-- start Records provided --

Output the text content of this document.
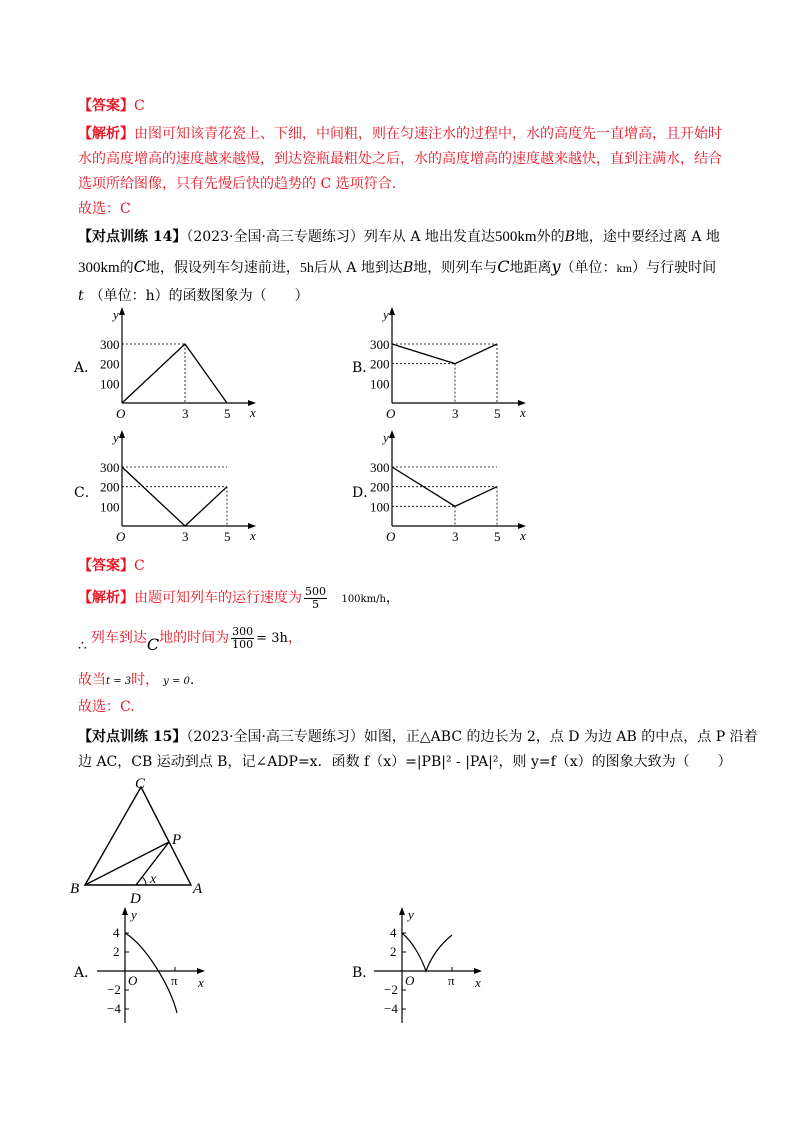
【答案】C
【解析】由图可知该青花瓷上、下细，中间粗，则在匀速注水的过程中，水的高度先一直增高，且开始时
水的高度增高的速度越来越慢，到达瓷瓶最粗处之后，水的高度增高的速度越来越快，直到注满水，结合
选项所给图像，只有先慢后快的趋势的 C 选项符合.
故选：C
【对点训练 14】（2023·全国·高三专题练习）列车从 A 地出发直达500km外的B地，途中要经过离 A 地
300km的C地，假设列车匀速前进，5h后从 A 地到达B地，则列车与C地距离y（单位：km）与行驶时间
t （单位：h）的函数图象为（　　）
A．	B．
C．	D．
300
200
100
O	3	5 x
y
300
200
100
O	3	5 x
y
300
200
100
O	3	5 x
y
300
200
100
O	3	5 x
y
【答案】C
【解析】由题可知列车的运行速度为 $\frac{500}{5} 100km/h$，
∴ 列车到达C地的时间为 $\frac{300}{100} = 3h$，
故当t = 3时， y = 0.
故选：C.
【对点训练 15】（2023·全国·高三专题练习）如图，正△ABC 的边长为 2，点 D 为边 AB 的中点，点 P 沿着
边 AC，CB 运动到点 B，记∠ADP=x．函数 f（x）=|PB|² - |PA|²，则 y=f（x）的图象大致为（　　）
C
P
B	A
D
x
A．	B．
y
x
O
4
2
−2
−4
π
y
x
O
4
2
−2
−4
π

-- end Records provided --

## Requirements
Which lines above contain "frac"? Show each of them.

## Written solution
【解析】由题可知列车的运行速度为 $\frac{500}{5} 100km/h$，
∴ 列车到达C地的时间为 $\frac{300}{100} = 3h$，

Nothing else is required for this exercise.